What is asked
Output every line of the data exactly as it appears.

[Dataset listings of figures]
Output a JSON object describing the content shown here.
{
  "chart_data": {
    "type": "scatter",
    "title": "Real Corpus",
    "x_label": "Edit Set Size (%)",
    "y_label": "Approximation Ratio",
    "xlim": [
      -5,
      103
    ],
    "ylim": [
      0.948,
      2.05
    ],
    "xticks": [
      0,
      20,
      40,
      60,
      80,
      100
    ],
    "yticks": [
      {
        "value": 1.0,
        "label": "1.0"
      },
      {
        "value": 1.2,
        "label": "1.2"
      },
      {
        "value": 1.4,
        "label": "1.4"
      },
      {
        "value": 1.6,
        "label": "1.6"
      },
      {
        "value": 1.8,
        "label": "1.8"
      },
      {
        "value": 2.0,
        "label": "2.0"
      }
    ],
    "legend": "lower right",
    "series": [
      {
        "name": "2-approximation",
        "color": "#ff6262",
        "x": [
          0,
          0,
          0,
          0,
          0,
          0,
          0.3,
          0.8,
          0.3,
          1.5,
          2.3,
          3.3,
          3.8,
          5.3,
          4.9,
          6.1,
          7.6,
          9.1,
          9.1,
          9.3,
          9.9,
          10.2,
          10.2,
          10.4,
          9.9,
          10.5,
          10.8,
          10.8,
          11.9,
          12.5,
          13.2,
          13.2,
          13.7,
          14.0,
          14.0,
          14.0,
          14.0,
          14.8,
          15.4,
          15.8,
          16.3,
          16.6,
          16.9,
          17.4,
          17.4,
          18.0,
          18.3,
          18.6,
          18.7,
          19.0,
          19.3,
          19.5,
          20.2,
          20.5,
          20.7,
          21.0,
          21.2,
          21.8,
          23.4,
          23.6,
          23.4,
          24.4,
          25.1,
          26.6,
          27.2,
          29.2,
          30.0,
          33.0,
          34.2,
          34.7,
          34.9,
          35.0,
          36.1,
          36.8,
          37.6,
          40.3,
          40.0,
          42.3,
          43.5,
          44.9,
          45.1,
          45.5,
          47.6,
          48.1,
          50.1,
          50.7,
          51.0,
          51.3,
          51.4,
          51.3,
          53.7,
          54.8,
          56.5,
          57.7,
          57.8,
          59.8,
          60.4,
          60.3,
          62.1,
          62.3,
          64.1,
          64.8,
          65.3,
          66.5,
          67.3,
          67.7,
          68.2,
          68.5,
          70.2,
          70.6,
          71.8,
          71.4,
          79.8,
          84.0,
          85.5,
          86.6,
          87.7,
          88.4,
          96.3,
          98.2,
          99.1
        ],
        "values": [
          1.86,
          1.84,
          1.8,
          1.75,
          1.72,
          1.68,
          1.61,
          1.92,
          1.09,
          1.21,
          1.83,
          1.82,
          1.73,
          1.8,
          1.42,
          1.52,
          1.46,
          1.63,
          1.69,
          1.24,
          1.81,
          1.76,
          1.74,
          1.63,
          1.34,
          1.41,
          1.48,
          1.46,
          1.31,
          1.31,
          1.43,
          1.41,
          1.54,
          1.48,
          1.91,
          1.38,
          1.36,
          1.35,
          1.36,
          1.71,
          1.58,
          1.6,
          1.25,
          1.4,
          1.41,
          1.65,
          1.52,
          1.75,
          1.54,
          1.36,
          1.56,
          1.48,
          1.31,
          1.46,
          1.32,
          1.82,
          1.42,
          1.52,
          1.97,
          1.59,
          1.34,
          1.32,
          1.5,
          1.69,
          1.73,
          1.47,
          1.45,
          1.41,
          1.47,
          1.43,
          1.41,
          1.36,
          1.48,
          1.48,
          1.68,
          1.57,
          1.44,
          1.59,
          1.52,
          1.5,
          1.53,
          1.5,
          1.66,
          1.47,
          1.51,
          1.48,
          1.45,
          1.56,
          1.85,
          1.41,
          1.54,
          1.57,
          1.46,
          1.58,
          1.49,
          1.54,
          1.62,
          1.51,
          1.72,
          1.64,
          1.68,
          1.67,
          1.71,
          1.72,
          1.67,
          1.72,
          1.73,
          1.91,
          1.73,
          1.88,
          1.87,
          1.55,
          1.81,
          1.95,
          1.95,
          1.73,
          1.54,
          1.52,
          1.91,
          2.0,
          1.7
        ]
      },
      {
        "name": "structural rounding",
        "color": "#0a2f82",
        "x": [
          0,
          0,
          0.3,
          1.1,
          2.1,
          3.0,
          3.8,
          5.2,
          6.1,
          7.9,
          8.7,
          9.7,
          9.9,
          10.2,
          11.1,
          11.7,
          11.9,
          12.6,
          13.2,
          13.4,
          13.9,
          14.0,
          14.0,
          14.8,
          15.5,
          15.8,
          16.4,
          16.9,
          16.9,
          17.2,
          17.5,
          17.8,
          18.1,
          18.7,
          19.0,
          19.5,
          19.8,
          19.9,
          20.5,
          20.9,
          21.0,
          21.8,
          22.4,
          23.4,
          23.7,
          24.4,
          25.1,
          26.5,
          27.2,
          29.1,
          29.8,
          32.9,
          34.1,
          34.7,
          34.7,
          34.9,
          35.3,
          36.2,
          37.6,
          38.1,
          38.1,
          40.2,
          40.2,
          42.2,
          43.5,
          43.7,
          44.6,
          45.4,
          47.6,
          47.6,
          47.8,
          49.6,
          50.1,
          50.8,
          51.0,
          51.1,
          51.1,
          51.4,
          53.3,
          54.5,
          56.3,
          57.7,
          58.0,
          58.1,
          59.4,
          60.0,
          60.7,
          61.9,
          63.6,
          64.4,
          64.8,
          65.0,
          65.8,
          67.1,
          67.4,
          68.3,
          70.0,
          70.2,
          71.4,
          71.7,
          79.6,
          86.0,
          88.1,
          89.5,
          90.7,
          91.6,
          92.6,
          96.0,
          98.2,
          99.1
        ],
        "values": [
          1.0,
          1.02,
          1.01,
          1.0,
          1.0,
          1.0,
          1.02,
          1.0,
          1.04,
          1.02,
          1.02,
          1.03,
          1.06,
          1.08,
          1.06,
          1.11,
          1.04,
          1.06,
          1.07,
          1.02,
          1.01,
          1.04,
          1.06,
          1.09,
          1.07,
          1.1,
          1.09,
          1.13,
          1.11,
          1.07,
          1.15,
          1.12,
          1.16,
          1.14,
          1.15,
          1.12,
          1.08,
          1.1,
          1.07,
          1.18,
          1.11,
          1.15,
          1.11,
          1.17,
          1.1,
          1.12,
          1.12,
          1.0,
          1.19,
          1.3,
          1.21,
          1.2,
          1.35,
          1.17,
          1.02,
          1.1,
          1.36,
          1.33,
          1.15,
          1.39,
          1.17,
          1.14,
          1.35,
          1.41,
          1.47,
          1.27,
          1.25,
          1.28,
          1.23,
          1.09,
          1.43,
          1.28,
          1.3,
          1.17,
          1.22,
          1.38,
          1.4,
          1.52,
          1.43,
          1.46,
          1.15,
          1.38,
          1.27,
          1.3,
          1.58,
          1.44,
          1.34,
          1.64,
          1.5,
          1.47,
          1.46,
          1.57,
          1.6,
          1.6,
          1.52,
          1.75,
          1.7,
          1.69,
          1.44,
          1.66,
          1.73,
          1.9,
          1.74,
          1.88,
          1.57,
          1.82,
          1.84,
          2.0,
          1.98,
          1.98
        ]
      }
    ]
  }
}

Reply
Output a JSON object describing the content shown here.
{
  "chart_data": {
    "type": "scatter",
    "title": "Real Corpus",
    "x_label": "Edit Set Size (%)",
    "y_label": "Approximation Ratio",
    "xlim": [
      -5,
      103
    ],
    "ylim": [
      0.948,
      2.05
    ],
    "xticks": [
      0,
      20,
      40,
      60,
      80,
      100
    ],
    "yticks": [
      {
        "value": 1.0,
        "label": "1.0"
      },
      {
        "value": 1.2,
        "label": "1.2"
      },
      {
        "value": 1.4,
        "label": "1.4"
      },
      {
        "value": 1.6,
        "label": "1.6"
      },
      {
        "value": 1.8,
        "label": "1.8"
      },
      {
        "value": 2.0,
        "label": "2.0"
      }
    ],
    "legend": "lower right",
    "series": [
      {
        "name": "2-approximation",
        "color": "#ff6262",
        "x": [
          0,
          0,
          0,
          0,
          0,
          0,
          0.3,
          0.8,
          0.3,
          1.5,
          2.3,
          3.3,
          3.8,
          5.3,
          4.9,
          6.1,
          7.6,
          9.1,
          9.1,
          9.3,
          9.9,
          10.2,
          10.2,
          10.4,
          9.9,
          10.5,
          10.8,
          10.8,
          11.9,
          12.5,
          13.2,
          13.2,
          13.7,
          14.0,
          14.0,
          14.0,
          14.0,
          14.8,
          15.4,
          15.8,
          16.3,
          16.6,
          16.9,
          17.4,
          17.4,
          18.0,
          18.3,
          18.6,
          18.7,
          19.0,
          19.3,
          19.5,
          20.2,
          20.5,
          20.7,
          21.0,
          21.2,
          21.8,
          23.4,
          23.6,
          23.4,
          24.4,
          25.1,
          26.6,
          27.2,
          29.2,
          30.0,
          33.0,
          34.2,
          34.7,
          34.9,
          35.0,
          36.1,
          36.8,
          37.6,
          40.3,
          40.0,
          42.3,
          43.5,
          44.9,
          45.1,
          45.5,
          47.6,
          48.1,
          50.1,
          50.7,
          51.0,
          51.3,
          51.4,
          51.3,
          53.7,
          54.8,
          56.5,
          57.7,
          57.8,
          59.8,
          60.4,
          60.3,
          62.1,
          62.3,
          64.1,
          64.8,
          65.3,
          66.5,
          67.3,
          67.7,
          68.2,
          68.5,
          70.2,
          70.6,
          71.8,
          71.4,
          79.8,
          84.0,
          85.5,
          86.6,
          87.7,
          88.4,
          96.3,
          98.2,
          99.1
        ],
        "values": [
          1.86,
          1.84,
          1.8,
          1.75,
          1.72,
          1.68,
          1.61,
          1.92,
          1.09,
          1.21,
          1.83,
          1.82,
          1.73,
          1.8,
          1.42,
          1.52,
          1.46,
          1.63,
          1.69,
          1.24,
          1.81,
          1.76,
          1.74,
          1.63,
          1.34,
          1.41,
          1.48,
          1.46,
          1.31,
          1.31,
          1.43,
          1.41,
          1.54,
          1.48,
          1.91,
          1.38,
          1.36,
          1.35,
          1.36,
          1.71,
          1.58,
          1.6,
          1.25,
          1.4,
          1.41,
          1.65,
          1.52,
          1.75,
          1.54,
          1.36,
          1.56,
          1.48,
          1.31,
          1.46,
          1.32,
          1.82,
          1.42,
          1.52,
          1.97,
          1.59,
          1.34,
          1.32,
          1.5,
          1.69,
          1.73,
          1.47,
          1.45,
          1.41,
          1.47,
          1.43,
          1.41,
          1.36,
          1.48,
          1.48,
          1.68,
          1.57,
          1.44,
          1.59,
          1.52,
          1.5,
          1.53,
          1.5,
          1.66,
          1.47,
          1.51,
          1.48,
          1.45,
          1.56,
          1.85,
          1.41,
          1.54,
          1.57,
          1.46,
          1.58,
          1.49,
          1.54,
          1.62,
          1.51,
          1.72,
          1.64,
          1.68,
          1.67,
          1.71,
          1.72,
          1.67,
          1.72,
          1.73,
          1.91,
          1.73,
          1.88,
          1.87,
          1.55,
          1.81,
          1.95,
          1.95,
          1.73,
          1.54,
          1.52,
          1.91,
          2.0,
          1.7
        ]
      },
      {
        "name": "structural rounding",
        "color": "#0a2f82",
        "x": [
          0,
          0,
          0.3,
          1.1,
          2.1,
          3.0,
          3.8,
          5.2,
          6.1,
          7.9,
          8.7,
          9.7,
          9.9,
          10.2,
          11.1,
          11.7,
          11.9,
          12.6,
          13.2,
          13.4,
          13.9,
          14.0,
          14.0,
          14.8,
          15.5,
          15.8,
          16.4,
          16.9,
          16.9,
          17.2,
          17.5,
          17.8,
          18.1,
          18.7,
          19.0,
          19.5,
          19.8,
          19.9,
          20.5,
          20.9,
          21.0,
          21.8,
          22.4,
          23.4,
          23.7,
          24.4,
          25.1,
          26.5,
          27.2,
          29.1,
          29.8,
          32.9,
          34.1,
          34.7,
          34.7,
          34.9,
          35.3,
          36.2,
          37.6,
          38.1,
          38.1,
          40.2,
          40.2,
          42.2,
          43.5,
          43.7,
          44.6,
          45.4,
          47.6,
          47.6,
          47.8,
          49.6,
          50.1,
          50.8,
          51.0,
          51.1,
          51.1,
          51.4,
          53.3,
          54.5,
          56.3,
          57.7,
          58.0,
          58.1,
          59.4,
          60.0,
          60.7,
          61.9,
          63.6,
          64.4,
          64.8,
          65.0,
          65.8,
          67.1,
          67.4,
          68.3,
          70.0,
          70.2,
          71.4,
          71.7,
          79.6,
          86.0,
          88.1,
          89.5,
          90.7,
          91.6,
          92.6,
          96.0,
          98.2,
          99.1
        ],
        "values": [
          1.0,
          1.02,
          1.01,
          1.0,
          1.0,
          1.0,
          1.02,
          1.0,
          1.04,
          1.02,
          1.02,
          1.03,
          1.06,
          1.08,
          1.06,
          1.11,
          1.04,
          1.06,
          1.07,
          1.02,
          1.01,
          1.04,
          1.06,
          1.09,
          1.07,
          1.1,
          1.09,
          1.13,
          1.11,
          1.07,
          1.15,
          1.12,
          1.16,
          1.14,
          1.15,
          1.12,
          1.08,
          1.1,
          1.07,
          1.18,
          1.11,
          1.15,
          1.11,
          1.17,
          1.1,
          1.12,
          1.12,
          1.0,
          1.19,
          1.3,
          1.21,
          1.2,
          1.35,
          1.17,
          1.02,
          1.1,
          1.36,
          1.33,
          1.15,
          1.39,
          1.17,
          1.14,
          1.35,
          1.41,
          1.47,
          1.27,
          1.25,
          1.28,
          1.23,
          1.09,
          1.43,
          1.28,
          1.3,
          1.17,
          1.22,
          1.38,
          1.4,
          1.52,
          1.43,
          1.46,
          1.15,
          1.38,
          1.27,
          1.3,
          1.58,
          1.44,
          1.34,
          1.64,
          1.5,
          1.47,
          1.46,
          1.57,
          1.6,
          1.6,
          1.52,
          1.75,
          1.7,
          1.69,
          1.44,
          1.66,
          1.73,
          1.9,
          1.74,
          1.88,
          1.57,
          1.82,
          1.84,
          2.0,
          1.98,
          1.98
        ]
      }
    ]
  }
}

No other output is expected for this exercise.